Exercise directions:
Copy out every record below exactly as written, but leave out any pictures.

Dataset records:
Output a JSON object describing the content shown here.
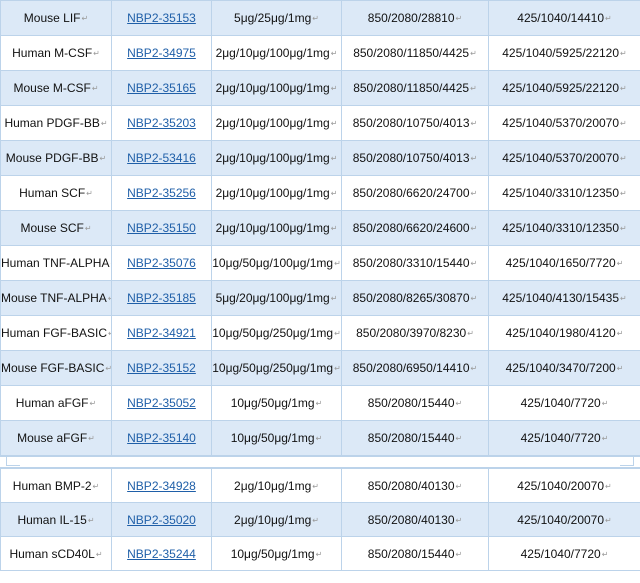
{
  "mark": "↵",
  "table_top": [
    {
      "name": "Mouse LIF",
      "code": "NBP2-35153",
      "sizes": "5μg/25μg/1mg",
      "price1": "850/2080/28810",
      "price2": "425/1040/14410",
      "shaded": true
    },
    {
      "name": "Human M-CSF",
      "code": "NBP2-34975",
      "sizes": "2μg/10μg/100μg/1mg",
      "price1": "850/2080/11850/4425",
      "price2": "425/1040/5925/22120",
      "shaded": false
    },
    {
      "name": "Mouse M-CSF",
      "code": "NBP2-35165",
      "sizes": "2μg/10μg/100μg/1mg",
      "price1": "850/2080/11850/4425",
      "price2": "425/1040/5925/22120",
      "shaded": true
    },
    {
      "name": "Human PDGF-BB",
      "code": "NBP2-35203",
      "sizes": "2μg/10μg/100μg/1mg",
      "price1": "850/2080/10750/4013",
      "price2": "425/1040/5370/20070",
      "shaded": false
    },
    {
      "name": "Mouse PDGF-BB",
      "code": "NBP2-53416",
      "sizes": "2μg/10μg/100μg/1mg",
      "price1": "850/2080/10750/4013",
      "price2": "425/1040/5370/20070",
      "shaded": true
    },
    {
      "name": "Human SCF",
      "code": "NBP2-35256",
      "sizes": "2μg/10μg/100μg/1mg",
      "price1": "850/2080/6620/24700",
      "price2": "425/1040/3310/12350",
      "shaded": false
    },
    {
      "name": "Mouse SCF",
      "code": "NBP2-35150",
      "sizes": "2μg/10μg/100μg/1mg",
      "price1": "850/2080/6620/24600",
      "price2": "425/1040/3310/12350",
      "shaded": true
    },
    {
      "name": "Human TNF-ALPHA",
      "code": "NBP2-35076",
      "sizes": "10μg/50μg/100μg/1mg",
      "price1": "850/2080/3310/15440",
      "price2": "425/1040/1650/7720",
      "shaded": false
    },
    {
      "name": "Mouse TNF-ALPHA",
      "code": "NBP2-35185",
      "sizes": "5μg/20μg/100μg/1mg",
      "price1": "850/2080/8265/30870",
      "price2": "425/1040/4130/15435",
      "shaded": true
    },
    {
      "name": "Human FGF-BASIC",
      "code": "NBP2-34921",
      "sizes": "10μg/50μg/250μg/1mg",
      "price1": "850/2080/3970/8230",
      "price2": "425/1040/1980/4120",
      "shaded": false
    },
    {
      "name": "Mouse FGF-BASIC",
      "code": "NBP2-35152",
      "sizes": "10μg/50μg/250μg/1mg",
      "price1": "850/2080/6950/14410",
      "price2": "425/1040/3470/7200",
      "shaded": true
    },
    {
      "name": "Human aFGF",
      "code": "NBP2-35052",
      "sizes": "10μg/50μg/1mg",
      "price1": "850/2080/15440",
      "price2": "425/1040/7720",
      "shaded": false
    },
    {
      "name": "Mouse aFGF",
      "code": "NBP2-35140",
      "sizes": "10μg/50μg/1mg",
      "price1": "850/2080/15440",
      "price2": "425/1040/7720",
      "shaded": true
    }
  ],
  "table_bottom": [
    {
      "name": "Human BMP-2",
      "code": "NBP2-34928",
      "sizes": "2μg/10μg/1mg",
      "price1": "850/2080/40130",
      "price2": "425/1040/20070",
      "shaded": false
    },
    {
      "name": "Human IL-15",
      "code": "NBP2-35020",
      "sizes": "2μg/10μg/1mg",
      "price1": "850/2080/40130",
      "price2": "425/1040/20070",
      "shaded": true
    },
    {
      "name": "Human sCD40L",
      "code": "NBP2-35244",
      "sizes": "10μg/50μg/1mg",
      "price1": "850/2080/15440",
      "price2": "425/1040/7720",
      "shaded": false
    }
  ]
}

Exercise result:
Output a JSON object describing the content shown here.
{
  "mark": "↵",
  "table_top": [
    {
      "name": "Mouse LIF",
      "code": "NBP2-35153",
      "sizes": "5μg/25μg/1mg",
      "price1": "850/2080/28810",
      "price2": "425/1040/14410",
      "shaded": true
    },
    {
      "name": "Human M-CSF",
      "code": "NBP2-34975",
      "sizes": "2μg/10μg/100μg/1mg",
      "price1": "850/2080/11850/4425",
      "price2": "425/1040/5925/22120",
      "shaded": false
    },
    {
      "name": "Mouse M-CSF",
      "code": "NBP2-35165",
      "sizes": "2μg/10μg/100μg/1mg",
      "price1": "850/2080/11850/4425",
      "price2": "425/1040/5925/22120",
      "shaded": true
    },
    {
      "name": "Human PDGF-BB",
      "code": "NBP2-35203",
      "sizes": "2μg/10μg/100μg/1mg",
      "price1": "850/2080/10750/4013",
      "price2": "425/1040/5370/20070",
      "shaded": false
    },
    {
      "name": "Mouse PDGF-BB",
      "code": "NBP2-53416",
      "sizes": "2μg/10μg/100μg/1mg",
      "price1": "850/2080/10750/4013",
      "price2": "425/1040/5370/20070",
      "shaded": true
    },
    {
      "name": "Human SCF",
      "code": "NBP2-35256",
      "sizes": "2μg/10μg/100μg/1mg",
      "price1": "850/2080/6620/24700",
      "price2": "425/1040/3310/12350",
      "shaded": false
    },
    {
      "name": "Mouse SCF",
      "code": "NBP2-35150",
      "sizes": "2μg/10μg/100μg/1mg",
      "price1": "850/2080/6620/24600",
      "price2": "425/1040/3310/12350",
      "shaded": true
    },
    {
      "name": "Human TNF-ALPHA",
      "code": "NBP2-35076",
      "sizes": "10μg/50μg/100μg/1mg",
      "price1": "850/2080/3310/15440",
      "price2": "425/1040/1650/7720",
      "shaded": false
    },
    {
      "name": "Mouse TNF-ALPHA",
      "code": "NBP2-35185",
      "sizes": "5μg/20μg/100μg/1mg",
      "price1": "850/2080/8265/30870",
      "price2": "425/1040/4130/15435",
      "shaded": true
    },
    {
      "name": "Human FGF-BASIC",
      "code": "NBP2-34921",
      "sizes": "10μg/50μg/250μg/1mg",
      "price1": "850/2080/3970/8230",
      "price2": "425/1040/1980/4120",
      "shaded": false
    },
    {
      "name": "Mouse FGF-BASIC",
      "code": "NBP2-35152",
      "sizes": "10μg/50μg/250μg/1mg",
      "price1": "850/2080/6950/14410",
      "price2": "425/1040/3470/7200",
      "shaded": true
    },
    {
      "name": "Human aFGF",
      "code": "NBP2-35052",
      "sizes": "10μg/50μg/1mg",
      "price1": "850/2080/15440",
      "price2": "425/1040/7720",
      "shaded": false
    },
    {
      "name": "Mouse aFGF",
      "code": "NBP2-35140",
      "sizes": "10μg/50μg/1mg",
      "price1": "850/2080/15440",
      "price2": "425/1040/7720",
      "shaded": true
    }
  ],
  "table_bottom": [
    {
      "name": "Human BMP-2",
      "code": "NBP2-34928",
      "sizes": "2μg/10μg/1mg",
      "price1": "850/2080/40130",
      "price2": "425/1040/20070",
      "shaded": false
    },
    {
      "name": "Human IL-15",
      "code": "NBP2-35020",
      "sizes": "2μg/10μg/1mg",
      "price1": "850/2080/40130",
      "price2": "425/1040/20070",
      "shaded": true
    },
    {
      "name": "Human sCD40L",
      "code": "NBP2-35244",
      "sizes": "10μg/50μg/1mg",
      "price1": "850/2080/15440",
      "price2": "425/1040/7720",
      "shaded": false
    }
  ]
}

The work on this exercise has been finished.